TASK BRIEF> Retype the material below. Keep every word exactly as it is.

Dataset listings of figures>
++++++
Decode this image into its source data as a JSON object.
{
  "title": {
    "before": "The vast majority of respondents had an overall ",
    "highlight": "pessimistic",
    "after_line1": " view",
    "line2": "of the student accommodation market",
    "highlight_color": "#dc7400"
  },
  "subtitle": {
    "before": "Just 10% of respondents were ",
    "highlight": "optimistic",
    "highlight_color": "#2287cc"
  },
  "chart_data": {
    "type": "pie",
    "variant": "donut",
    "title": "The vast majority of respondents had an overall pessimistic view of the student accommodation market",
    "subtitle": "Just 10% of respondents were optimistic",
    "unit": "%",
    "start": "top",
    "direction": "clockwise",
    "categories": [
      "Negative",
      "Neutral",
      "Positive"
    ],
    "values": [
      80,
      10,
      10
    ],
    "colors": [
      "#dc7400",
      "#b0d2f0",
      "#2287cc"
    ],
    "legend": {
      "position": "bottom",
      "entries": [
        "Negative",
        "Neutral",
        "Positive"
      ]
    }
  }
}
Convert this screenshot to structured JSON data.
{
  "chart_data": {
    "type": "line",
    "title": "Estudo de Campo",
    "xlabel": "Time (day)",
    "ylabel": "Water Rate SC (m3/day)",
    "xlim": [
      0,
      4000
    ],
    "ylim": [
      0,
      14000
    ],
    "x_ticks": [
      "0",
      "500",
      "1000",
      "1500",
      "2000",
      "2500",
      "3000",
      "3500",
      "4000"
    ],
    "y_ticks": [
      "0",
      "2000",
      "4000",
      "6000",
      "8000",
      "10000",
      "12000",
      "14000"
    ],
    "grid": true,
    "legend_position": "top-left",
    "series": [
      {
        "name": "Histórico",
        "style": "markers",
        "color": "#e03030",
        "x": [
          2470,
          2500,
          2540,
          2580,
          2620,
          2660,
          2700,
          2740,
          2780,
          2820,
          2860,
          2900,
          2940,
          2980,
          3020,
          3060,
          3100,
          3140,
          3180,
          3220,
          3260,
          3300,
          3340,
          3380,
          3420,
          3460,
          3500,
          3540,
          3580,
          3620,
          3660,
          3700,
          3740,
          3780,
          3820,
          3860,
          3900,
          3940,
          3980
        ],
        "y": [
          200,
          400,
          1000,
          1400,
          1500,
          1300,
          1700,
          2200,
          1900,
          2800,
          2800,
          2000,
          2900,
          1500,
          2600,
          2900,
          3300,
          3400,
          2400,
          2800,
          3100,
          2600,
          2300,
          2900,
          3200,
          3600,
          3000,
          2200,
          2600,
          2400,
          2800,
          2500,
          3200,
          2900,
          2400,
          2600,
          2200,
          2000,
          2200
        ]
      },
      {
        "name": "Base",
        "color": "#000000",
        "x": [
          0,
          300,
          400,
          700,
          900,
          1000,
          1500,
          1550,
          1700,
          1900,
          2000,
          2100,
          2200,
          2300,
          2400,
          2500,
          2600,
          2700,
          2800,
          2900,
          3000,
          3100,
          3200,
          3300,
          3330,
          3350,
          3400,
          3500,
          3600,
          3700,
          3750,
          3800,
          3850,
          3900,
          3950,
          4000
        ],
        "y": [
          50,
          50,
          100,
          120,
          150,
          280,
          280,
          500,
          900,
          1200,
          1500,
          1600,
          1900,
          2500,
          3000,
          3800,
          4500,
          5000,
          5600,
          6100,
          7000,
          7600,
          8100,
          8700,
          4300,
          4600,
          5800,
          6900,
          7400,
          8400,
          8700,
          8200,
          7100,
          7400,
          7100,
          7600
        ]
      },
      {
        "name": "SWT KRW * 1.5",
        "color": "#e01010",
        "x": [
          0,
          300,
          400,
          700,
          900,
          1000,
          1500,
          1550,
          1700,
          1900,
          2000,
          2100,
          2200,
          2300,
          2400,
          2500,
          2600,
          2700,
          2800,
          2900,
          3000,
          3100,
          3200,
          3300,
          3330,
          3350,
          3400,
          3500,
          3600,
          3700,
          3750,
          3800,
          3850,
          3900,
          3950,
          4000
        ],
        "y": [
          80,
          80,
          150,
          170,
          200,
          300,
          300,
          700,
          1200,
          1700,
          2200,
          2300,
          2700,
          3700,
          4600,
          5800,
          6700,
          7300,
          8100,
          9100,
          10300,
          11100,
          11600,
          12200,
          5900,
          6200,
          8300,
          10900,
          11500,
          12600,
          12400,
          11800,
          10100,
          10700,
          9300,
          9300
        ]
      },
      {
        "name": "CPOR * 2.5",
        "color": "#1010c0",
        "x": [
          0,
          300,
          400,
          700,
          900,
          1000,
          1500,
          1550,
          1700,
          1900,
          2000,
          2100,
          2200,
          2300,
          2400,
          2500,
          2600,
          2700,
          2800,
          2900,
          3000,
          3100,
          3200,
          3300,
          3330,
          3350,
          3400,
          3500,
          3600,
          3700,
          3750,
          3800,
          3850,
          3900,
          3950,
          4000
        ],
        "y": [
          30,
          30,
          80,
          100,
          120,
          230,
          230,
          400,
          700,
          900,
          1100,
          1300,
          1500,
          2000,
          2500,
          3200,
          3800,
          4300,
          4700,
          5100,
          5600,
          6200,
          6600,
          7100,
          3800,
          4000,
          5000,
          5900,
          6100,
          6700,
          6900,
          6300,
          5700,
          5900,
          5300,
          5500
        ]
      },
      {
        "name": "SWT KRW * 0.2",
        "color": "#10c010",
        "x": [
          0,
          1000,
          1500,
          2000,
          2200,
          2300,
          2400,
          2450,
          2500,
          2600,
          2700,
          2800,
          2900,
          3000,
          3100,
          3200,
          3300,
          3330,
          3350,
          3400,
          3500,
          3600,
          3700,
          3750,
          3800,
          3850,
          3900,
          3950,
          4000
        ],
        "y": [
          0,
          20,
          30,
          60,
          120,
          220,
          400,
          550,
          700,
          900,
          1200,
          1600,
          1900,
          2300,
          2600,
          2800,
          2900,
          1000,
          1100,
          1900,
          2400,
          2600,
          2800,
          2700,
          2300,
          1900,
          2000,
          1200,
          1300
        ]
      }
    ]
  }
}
++++++
SOLUTION FOR THIS TASK>
Decode this image into its source data as a JSON object.
{
  "title": {
    "before": "The vast majority of respondents had an overall ",
    "highlight": "pessimistic",
    "after_line1": " view",
    "line2": "of the student accommodation market",
    "highlight_color": "#dc7400"
  },
  "subtitle": {
    "before": "Just 10% of respondents were ",
    "highlight": "optimistic",
    "highlight_color": "#2287cc"
  },
  "chart_data": {
    "type": "pie",
    "variant": "donut",
    "title": "The vast majority of respondents had an overall pessimistic view of the student accommodation market",
    "subtitle": "Just 10% of respondents were optimistic",
    "unit": "%",
    "start": "top",
    "direction": "clockwise",
    "categories": [
      "Negative",
      "Neutral",
      "Positive"
    ],
    "values": [
      80,
      10,
      10
    ],
    "colors": [
      "#dc7400",
      "#b0d2f0",
      "#2287cc"
    ],
    "legend": {
      "position": "bottom",
      "entries": [
        "Negative",
        "Neutral",
        "Positive"
      ]
    }
  }
}
Convert this screenshot to structured JSON data.
{
  "chart_data": {
    "type": "line",
    "title": "Estudo de Campo",
    "xlabel": "Time (day)",
    "ylabel": "Water Rate SC (m3/day)",
    "xlim": [
      0,
      4000
    ],
    "ylim": [
      0,
      14000
    ],
    "x_ticks": [
      "0",
      "500",
      "1000",
      "1500",
      "2000",
      "2500",
      "3000",
      "3500",
      "4000"
    ],
    "y_ticks": [
      "0",
      "2000",
      "4000",
      "6000",
      "8000",
      "10000",
      "12000",
      "14000"
    ],
    "grid": true,
    "legend_position": "top-left",
    "series": [
      {
        "name": "Histórico",
        "style": "markers",
        "color": "#e03030",
        "x": [
          2470,
          2500,
          2540,
          2580,
          2620,
          2660,
          2700,
          2740,
          2780,
          2820,
          2860,
          2900,
          2940,
          2980,
          3020,
          3060,
          3100,
          3140,
          3180,
          3220,
          3260,
          3300,
          3340,
          3380,
          3420,
          3460,
          3500,
          3540,
          3580,
          3620,
          3660,
          3700,
          3740,
          3780,
          3820,
          3860,
          3900,
          3940,
          3980
        ],
        "y": [
          200,
          400,
          1000,
          1400,
          1500,
          1300,
          1700,
          2200,
          1900,
          2800,
          2800,
          2000,
          2900,
          1500,
          2600,
          2900,
          3300,
          3400,
          2400,
          2800,
          3100,
          2600,
          2300,
          2900,
          3200,
          3600,
          3000,
          2200,
          2600,
          2400,
          2800,
          2500,
          3200,
          2900,
          2400,
          2600,
          2200,
          2000,
          2200
        ]
      },
      {
        "name": "Base",
        "color": "#000000",
        "x": [
          0,
          300,
          400,
          700,
          900,
          1000,
          1500,
          1550,
          1700,
          1900,
          2000,
          2100,
          2200,
          2300,
          2400,
          2500,
          2600,
          2700,
          2800,
          2900,
          3000,
          3100,
          3200,
          3300,
          3330,
          3350,
          3400,
          3500,
          3600,
          3700,
          3750,
          3800,
          3850,
          3900,
          3950,
          4000
        ],
        "y": [
          50,
          50,
          100,
          120,
          150,
          280,
          280,
          500,
          900,
          1200,
          1500,
          1600,
          1900,
          2500,
          3000,
          3800,
          4500,
          5000,
          5600,
          6100,
          7000,
          7600,
          8100,
          8700,
          4300,
          4600,
          5800,
          6900,
          7400,
          8400,
          8700,
          8200,
          7100,
          7400,
          7100,
          7600
        ]
      },
      {
        "name": "SWT KRW * 1.5",
        "color": "#e01010",
        "x": [
          0,
          300,
          400,
          700,
          900,
          1000,
          1500,
          1550,
          1700,
          1900,
          2000,
          2100,
          2200,
          2300,
          2400,
          2500,
          2600,
          2700,
          2800,
          2900,
          3000,
          3100,
          3200,
          3300,
          3330,
          3350,
          3400,
          3500,
          3600,
          3700,
          3750,
          3800,
          3850,
          3900,
          3950,
          4000
        ],
        "y": [
          80,
          80,
          150,
          170,
          200,
          300,
          300,
          700,
          1200,
          1700,
          2200,
          2300,
          2700,
          3700,
          4600,
          5800,
          6700,
          7300,
          8100,
          9100,
          10300,
          11100,
          11600,
          12200,
          5900,
          6200,
          8300,
          10900,
          11500,
          12600,
          12400,
          11800,
          10100,
          10700,
          9300,
          9300
        ]
      },
      {
        "name": "CPOR * 2.5",
        "color": "#1010c0",
        "x": [
          0,
          300,
          400,
          700,
          900,
          1000,
          1500,
          1550,
          1700,
          1900,
          2000,
          2100,
          2200,
          2300,
          2400,
          2500,
          2600,
          2700,
          2800,
          2900,
          3000,
          3100,
          3200,
          3300,
          3330,
          3350,
          3400,
          3500,
          3600,
          3700,
          3750,
          3800,
          3850,
          3900,
          3950,
          4000
        ],
        "y": [
          30,
          30,
          80,
          100,
          120,
          230,
          230,
          400,
          700,
          900,
          1100,
          1300,
          1500,
          2000,
          2500,
          3200,
          3800,
          4300,
          4700,
          5100,
          5600,
          6200,
          6600,
          7100,
          3800,
          4000,
          5000,
          5900,
          6100,
          6700,
          6900,
          6300,
          5700,
          5900,
          5300,
          5500
        ]
      },
      {
        "name": "SWT KRW * 0.2",
        "color": "#10c010",
        "x": [
          0,
          1000,
          1500,
          2000,
          2200,
          2300,
          2400,
          2450,
          2500,
          2600,
          2700,
          2800,
          2900,
          3000,
          3100,
          3200,
          3300,
          3330,
          3350,
          3400,
          3500,
          3600,
          3700,
          3750,
          3800,
          3850,
          3900,
          3950,
          4000
        ],
        "y": [
          0,
          20,
          30,
          60,
          120,
          220,
          400,
          550,
          700,
          900,
          1200,
          1600,
          1900,
          2300,
          2600,
          2800,
          2900,
          1000,
          1100,
          1900,
          2400,
          2600,
          2800,
          2700,
          2300,
          1900,
          2000,
          1200,
          1300
        ]
      }
    ]
  }
}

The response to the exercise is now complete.